• Instructions for the task
Copy out each line of the material below with no changes.

start

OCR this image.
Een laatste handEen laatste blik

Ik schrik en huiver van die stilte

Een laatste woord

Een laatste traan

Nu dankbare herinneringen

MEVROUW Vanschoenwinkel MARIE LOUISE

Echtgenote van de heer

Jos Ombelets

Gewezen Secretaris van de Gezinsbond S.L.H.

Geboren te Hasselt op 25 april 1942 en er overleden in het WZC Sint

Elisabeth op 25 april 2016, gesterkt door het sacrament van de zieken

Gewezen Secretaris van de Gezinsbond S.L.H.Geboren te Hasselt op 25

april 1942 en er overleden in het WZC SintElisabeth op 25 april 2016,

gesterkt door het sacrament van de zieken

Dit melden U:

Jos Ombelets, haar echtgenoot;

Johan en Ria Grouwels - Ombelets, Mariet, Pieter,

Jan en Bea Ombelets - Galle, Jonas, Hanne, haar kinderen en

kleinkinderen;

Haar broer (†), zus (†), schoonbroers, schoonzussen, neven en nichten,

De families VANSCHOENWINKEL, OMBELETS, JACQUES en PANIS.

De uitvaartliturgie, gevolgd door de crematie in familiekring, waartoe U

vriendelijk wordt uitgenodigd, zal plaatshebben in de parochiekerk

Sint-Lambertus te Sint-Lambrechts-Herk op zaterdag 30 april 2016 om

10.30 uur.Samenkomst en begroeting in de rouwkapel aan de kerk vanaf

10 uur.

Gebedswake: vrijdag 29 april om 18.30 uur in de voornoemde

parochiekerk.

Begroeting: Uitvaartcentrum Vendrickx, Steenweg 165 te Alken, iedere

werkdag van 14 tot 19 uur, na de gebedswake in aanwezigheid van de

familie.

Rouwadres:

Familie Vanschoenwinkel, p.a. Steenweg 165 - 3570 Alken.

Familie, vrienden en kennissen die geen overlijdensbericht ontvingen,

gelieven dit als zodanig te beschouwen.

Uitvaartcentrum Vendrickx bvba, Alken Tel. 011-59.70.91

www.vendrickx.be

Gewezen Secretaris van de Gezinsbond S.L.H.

end

• Answer to this problem
OCR this image.
Een laatste handEen laatste blik

Ik schrik en huiver van die stilte

Een laatste woord

Een laatste traan

Nu dankbare herinneringen

MEVROUW Vanschoenwinkel MARIE LOUISE

Echtgenote van de heer

Jos Ombelets

Gewezen Secretaris van de Gezinsbond S.L.H.

Geboren te Hasselt op 25 april 1942 en er overleden in het WZC Sint

Elisabeth op 25 april 2016, gesterkt door het sacrament van de zieken

Gewezen Secretaris van de Gezinsbond S.L.H.Geboren te Hasselt op 25

april 1942 en er overleden in het WZC SintElisabeth op 25 april 2016,

gesterkt door het sacrament van de zieken

Dit melden U:

Jos Ombelets, haar echtgenoot;

Johan en Ria Grouwels - Ombelets, Mariet, Pieter,

Jan en Bea Ombelets - Galle, Jonas, Hanne, haar kinderen en

kleinkinderen;

Haar broer (†), zus (†), schoonbroers, schoonzussen, neven en nichten,

De families VANSCHOENWINKEL, OMBELETS, JACQUES en PANIS.

De uitvaartliturgie, gevolgd door de crematie in familiekring, waartoe U

vriendelijk wordt uitgenodigd, zal plaatshebben in de parochiekerk

Sint-Lambertus te Sint-Lambrechts-Herk op zaterdag 30 april 2016 om

10.30 uur.Samenkomst en begroeting in de rouwkapel aan de kerk vanaf

10 uur.

Gebedswake: vrijdag 29 april om 18.30 uur in de voornoemde

parochiekerk.

Begroeting: Uitvaartcentrum Vendrickx, Steenweg 165 te Alken, iedere

werkdag van 14 tot 19 uur, na de gebedswake in aanwezigheid van de

familie.

Rouwadres:

Familie Vanschoenwinkel, p.a. Steenweg 165 - 3570 Alken.

Familie, vrienden en kennissen die geen overlijdensbericht ontvingen,

gelieven dit als zodanig te beschouwen.

Uitvaartcentrum Vendrickx bvba, Alken Tel. 011-59.70.91

www.vendrickx.be

Gewezen Secretaris van de Gezinsbond S.L.H.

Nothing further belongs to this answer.